▶ _Task description_: Drop all images and give the records again exactly.
==== Supplied material
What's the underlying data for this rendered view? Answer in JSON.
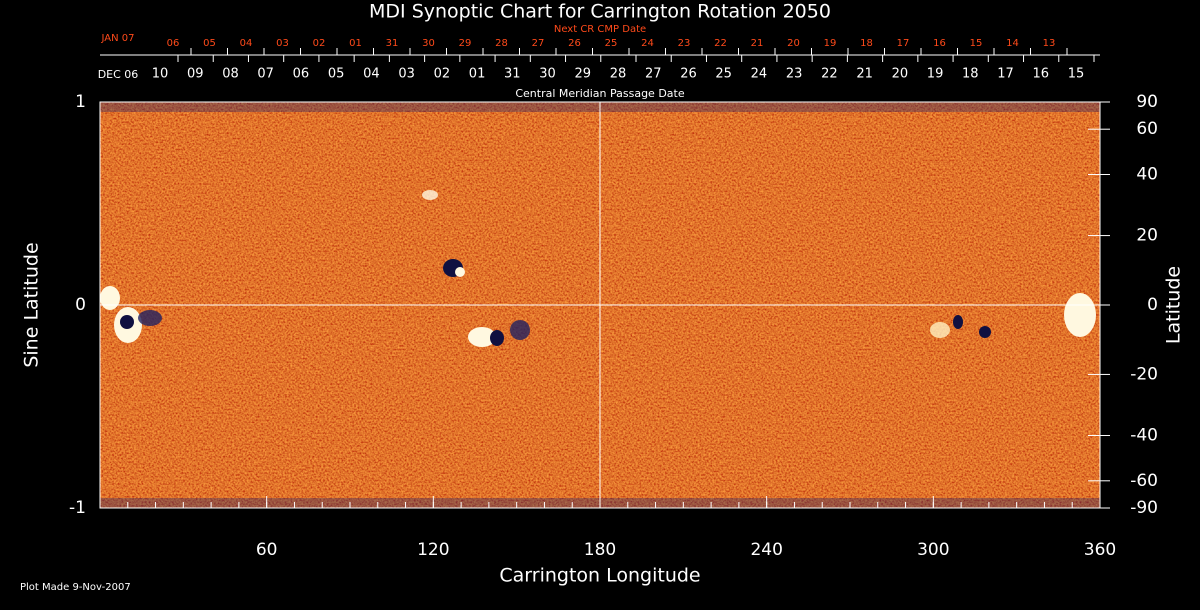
{
  "chart_data": {
    "type": "synoptic-map",
    "title": "MDI Synoptic Chart for Carrington Rotation 2050",
    "xlabel": "Carrington Longitude",
    "ylabel": "Sine Latitude",
    "y2label": "Latitude",
    "xlim": [
      0,
      360
    ],
    "xticks": [
      60,
      120,
      180,
      240,
      300,
      360
    ],
    "ylim": [
      -1,
      1
    ],
    "yticks": [
      -1,
      0,
      1
    ],
    "y2lim": [
      -90,
      90
    ],
    "y2scale": "sine",
    "y2ticks": [
      90,
      60,
      40,
      20,
      0,
      -20,
      -40,
      -60,
      -90
    ],
    "grid": true,
    "top_axis_label": "Central Meridian Passage Date",
    "cmp_start": "DEC 06",
    "cmp_dates": [
      "10",
      "09",
      "08",
      "07",
      "06",
      "05",
      "04",
      "03",
      "02",
      "01",
      "31",
      "30",
      "29",
      "28",
      "27",
      "26",
      "25",
      "24",
      "23",
      "22",
      "21",
      "20",
      "19",
      "18",
      "17",
      "16",
      "15"
    ],
    "next_axis_label": "Next CR CMP Date",
    "next_start": "JAN 07",
    "next_dates": [
      "06",
      "05",
      "04",
      "03",
      "02",
      "01",
      "31",
      "30",
      "29",
      "28",
      "27",
      "26",
      "25",
      "24",
      "23",
      "22",
      "21",
      "20",
      "19",
      "18",
      "17",
      "16",
      "15",
      "14",
      "13"
    ],
    "footnote": "Plot Made  9-Nov-2007"
  }
}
========
▶ _Reply to the exercise_:
What's the underlying data for this rendered view? Answer in JSON.
{
  "chart_data": {
    "type": "synoptic-map",
    "title": "MDI Synoptic Chart for Carrington Rotation 2050",
    "xlabel": "Carrington Longitude",
    "ylabel": "Sine Latitude",
    "y2label": "Latitude",
    "xlim": [
      0,
      360
    ],
    "xticks": [
      60,
      120,
      180,
      240,
      300,
      360
    ],
    "ylim": [
      -1,
      1
    ],
    "yticks": [
      -1,
      0,
      1
    ],
    "y2lim": [
      -90,
      90
    ],
    "y2scale": "sine",
    "y2ticks": [
      90,
      60,
      40,
      20,
      0,
      -20,
      -40,
      -60,
      -90
    ],
    "grid": true,
    "top_axis_label": "Central Meridian Passage Date",
    "cmp_start": "DEC 06",
    "cmp_dates": [
      "10",
      "09",
      "08",
      "07",
      "06",
      "05",
      "04",
      "03",
      "02",
      "01",
      "31",
      "30",
      "29",
      "28",
      "27",
      "26",
      "25",
      "24",
      "23",
      "22",
      "21",
      "20",
      "19",
      "18",
      "17",
      "16",
      "15"
    ],
    "next_axis_label": "Next CR CMP Date",
    "next_start": "JAN 07",
    "next_dates": [
      "06",
      "05",
      "04",
      "03",
      "02",
      "01",
      "31",
      "30",
      "29",
      "28",
      "27",
      "26",
      "25",
      "24",
      "23",
      "22",
      "21",
      "20",
      "19",
      "18",
      "17",
      "16",
      "15",
      "14",
      "13"
    ],
    "footnote": "Plot Made  9-Nov-2007"
  }
}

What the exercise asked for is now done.